## TASK DESCRIPTION
Below is a block of records. Copy every line in it that contains the word "Radial".

─── STORED RECORDS

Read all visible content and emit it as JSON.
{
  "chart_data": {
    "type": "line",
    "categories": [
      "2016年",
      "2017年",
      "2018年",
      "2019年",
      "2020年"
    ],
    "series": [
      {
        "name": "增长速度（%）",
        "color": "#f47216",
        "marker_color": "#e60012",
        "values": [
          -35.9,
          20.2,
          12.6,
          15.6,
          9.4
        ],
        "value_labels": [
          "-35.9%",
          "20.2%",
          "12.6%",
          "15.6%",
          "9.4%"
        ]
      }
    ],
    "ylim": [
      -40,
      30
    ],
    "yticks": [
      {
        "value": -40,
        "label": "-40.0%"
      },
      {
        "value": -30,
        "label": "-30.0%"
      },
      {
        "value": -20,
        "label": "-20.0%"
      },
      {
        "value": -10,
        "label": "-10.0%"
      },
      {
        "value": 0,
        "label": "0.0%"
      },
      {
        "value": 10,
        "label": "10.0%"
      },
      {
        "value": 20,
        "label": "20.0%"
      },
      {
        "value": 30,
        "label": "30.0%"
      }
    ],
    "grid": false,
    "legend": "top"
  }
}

──────
─── STORED RECORDS

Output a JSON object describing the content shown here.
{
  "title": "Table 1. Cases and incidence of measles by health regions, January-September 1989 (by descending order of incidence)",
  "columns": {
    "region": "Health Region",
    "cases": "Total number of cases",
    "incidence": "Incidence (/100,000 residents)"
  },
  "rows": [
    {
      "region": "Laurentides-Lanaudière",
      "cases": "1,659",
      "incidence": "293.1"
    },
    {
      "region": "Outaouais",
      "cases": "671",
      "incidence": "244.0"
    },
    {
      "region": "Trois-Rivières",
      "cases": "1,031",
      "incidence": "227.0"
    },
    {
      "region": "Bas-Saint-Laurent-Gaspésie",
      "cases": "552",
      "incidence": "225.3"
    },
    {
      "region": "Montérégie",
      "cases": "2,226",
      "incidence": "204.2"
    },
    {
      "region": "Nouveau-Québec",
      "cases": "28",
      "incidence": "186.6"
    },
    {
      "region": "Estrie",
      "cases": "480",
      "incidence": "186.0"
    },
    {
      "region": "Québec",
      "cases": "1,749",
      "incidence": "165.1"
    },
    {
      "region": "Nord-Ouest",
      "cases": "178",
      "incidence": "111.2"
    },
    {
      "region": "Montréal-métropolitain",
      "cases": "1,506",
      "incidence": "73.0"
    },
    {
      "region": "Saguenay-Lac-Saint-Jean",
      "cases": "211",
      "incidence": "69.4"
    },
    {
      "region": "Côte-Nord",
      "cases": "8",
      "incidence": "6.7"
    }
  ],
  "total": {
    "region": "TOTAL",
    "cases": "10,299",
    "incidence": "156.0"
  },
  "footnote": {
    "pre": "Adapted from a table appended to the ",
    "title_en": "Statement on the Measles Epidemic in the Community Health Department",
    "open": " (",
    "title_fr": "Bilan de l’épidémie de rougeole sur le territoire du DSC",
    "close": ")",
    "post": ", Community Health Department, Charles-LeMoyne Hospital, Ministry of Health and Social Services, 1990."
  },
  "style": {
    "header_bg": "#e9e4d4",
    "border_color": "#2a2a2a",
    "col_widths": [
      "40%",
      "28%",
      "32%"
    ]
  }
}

──────
─── STORED RECORDS

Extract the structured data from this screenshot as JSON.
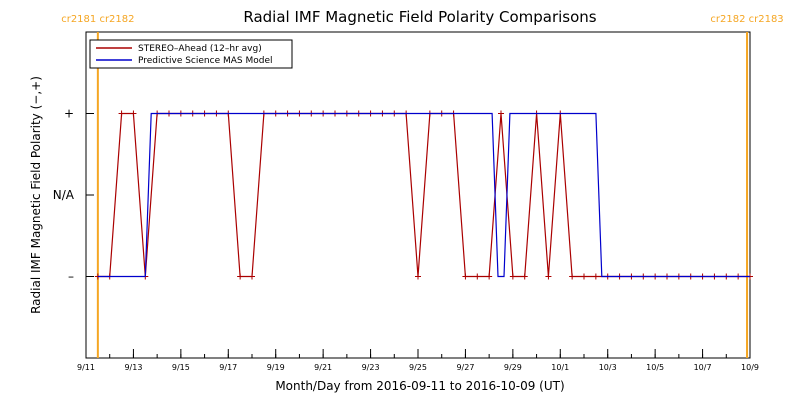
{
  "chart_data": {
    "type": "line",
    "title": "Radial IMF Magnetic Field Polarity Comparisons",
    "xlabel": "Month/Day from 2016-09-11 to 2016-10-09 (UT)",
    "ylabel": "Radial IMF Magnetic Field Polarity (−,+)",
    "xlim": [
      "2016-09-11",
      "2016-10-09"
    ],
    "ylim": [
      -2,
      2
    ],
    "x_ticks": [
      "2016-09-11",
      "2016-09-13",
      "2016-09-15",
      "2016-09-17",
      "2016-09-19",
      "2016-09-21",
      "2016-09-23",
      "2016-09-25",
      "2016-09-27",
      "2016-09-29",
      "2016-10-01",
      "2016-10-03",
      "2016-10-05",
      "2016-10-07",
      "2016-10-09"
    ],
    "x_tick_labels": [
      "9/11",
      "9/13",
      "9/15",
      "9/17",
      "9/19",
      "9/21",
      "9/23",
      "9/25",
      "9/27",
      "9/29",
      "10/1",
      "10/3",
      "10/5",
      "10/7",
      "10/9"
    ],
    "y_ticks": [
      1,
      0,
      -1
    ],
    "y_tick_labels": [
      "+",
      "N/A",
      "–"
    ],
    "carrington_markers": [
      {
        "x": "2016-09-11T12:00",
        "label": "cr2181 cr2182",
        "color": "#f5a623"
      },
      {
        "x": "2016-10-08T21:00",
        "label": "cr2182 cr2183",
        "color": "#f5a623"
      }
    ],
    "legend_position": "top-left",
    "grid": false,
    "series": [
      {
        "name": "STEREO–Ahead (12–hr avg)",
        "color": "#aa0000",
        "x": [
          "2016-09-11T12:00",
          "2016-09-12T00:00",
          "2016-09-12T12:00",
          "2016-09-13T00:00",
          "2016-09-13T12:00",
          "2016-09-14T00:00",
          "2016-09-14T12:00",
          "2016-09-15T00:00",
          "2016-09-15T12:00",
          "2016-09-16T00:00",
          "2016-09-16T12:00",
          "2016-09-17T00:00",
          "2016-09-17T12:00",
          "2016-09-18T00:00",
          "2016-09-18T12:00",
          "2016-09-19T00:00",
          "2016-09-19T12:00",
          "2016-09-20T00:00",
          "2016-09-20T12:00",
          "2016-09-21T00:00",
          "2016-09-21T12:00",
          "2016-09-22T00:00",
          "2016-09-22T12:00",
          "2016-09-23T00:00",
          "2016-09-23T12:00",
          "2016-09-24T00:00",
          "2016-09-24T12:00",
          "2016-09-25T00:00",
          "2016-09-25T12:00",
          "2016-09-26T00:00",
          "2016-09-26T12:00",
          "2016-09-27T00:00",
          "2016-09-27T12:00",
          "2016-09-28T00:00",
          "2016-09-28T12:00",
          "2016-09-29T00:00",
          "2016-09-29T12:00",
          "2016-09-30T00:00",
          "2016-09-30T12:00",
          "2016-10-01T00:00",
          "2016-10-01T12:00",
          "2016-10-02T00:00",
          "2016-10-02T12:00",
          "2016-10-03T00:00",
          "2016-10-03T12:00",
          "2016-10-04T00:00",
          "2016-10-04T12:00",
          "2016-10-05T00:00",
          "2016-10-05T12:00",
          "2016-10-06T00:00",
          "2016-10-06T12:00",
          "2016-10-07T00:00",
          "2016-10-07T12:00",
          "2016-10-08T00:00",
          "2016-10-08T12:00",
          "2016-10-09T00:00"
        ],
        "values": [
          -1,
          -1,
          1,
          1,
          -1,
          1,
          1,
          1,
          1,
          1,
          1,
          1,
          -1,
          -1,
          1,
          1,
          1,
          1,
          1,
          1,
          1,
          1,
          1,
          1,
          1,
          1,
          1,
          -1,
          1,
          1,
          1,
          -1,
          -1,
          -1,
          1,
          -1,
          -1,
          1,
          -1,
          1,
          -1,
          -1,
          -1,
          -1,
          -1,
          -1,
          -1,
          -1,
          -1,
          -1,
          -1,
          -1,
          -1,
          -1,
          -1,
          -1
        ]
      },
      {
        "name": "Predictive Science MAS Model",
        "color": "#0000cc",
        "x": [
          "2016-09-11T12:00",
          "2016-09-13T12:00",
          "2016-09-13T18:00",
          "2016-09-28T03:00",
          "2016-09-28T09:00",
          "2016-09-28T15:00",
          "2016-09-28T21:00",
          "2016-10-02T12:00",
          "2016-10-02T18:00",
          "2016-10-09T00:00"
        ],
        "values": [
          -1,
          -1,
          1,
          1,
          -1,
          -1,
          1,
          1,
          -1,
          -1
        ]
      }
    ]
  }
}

──────

## SOLUTION FOR THIS PROBLEM
    "title": "Radial IMF Magnetic Field Polarity Comparisons",
    "ylabel": "Radial IMF Magnetic Field Polarity (−,+)",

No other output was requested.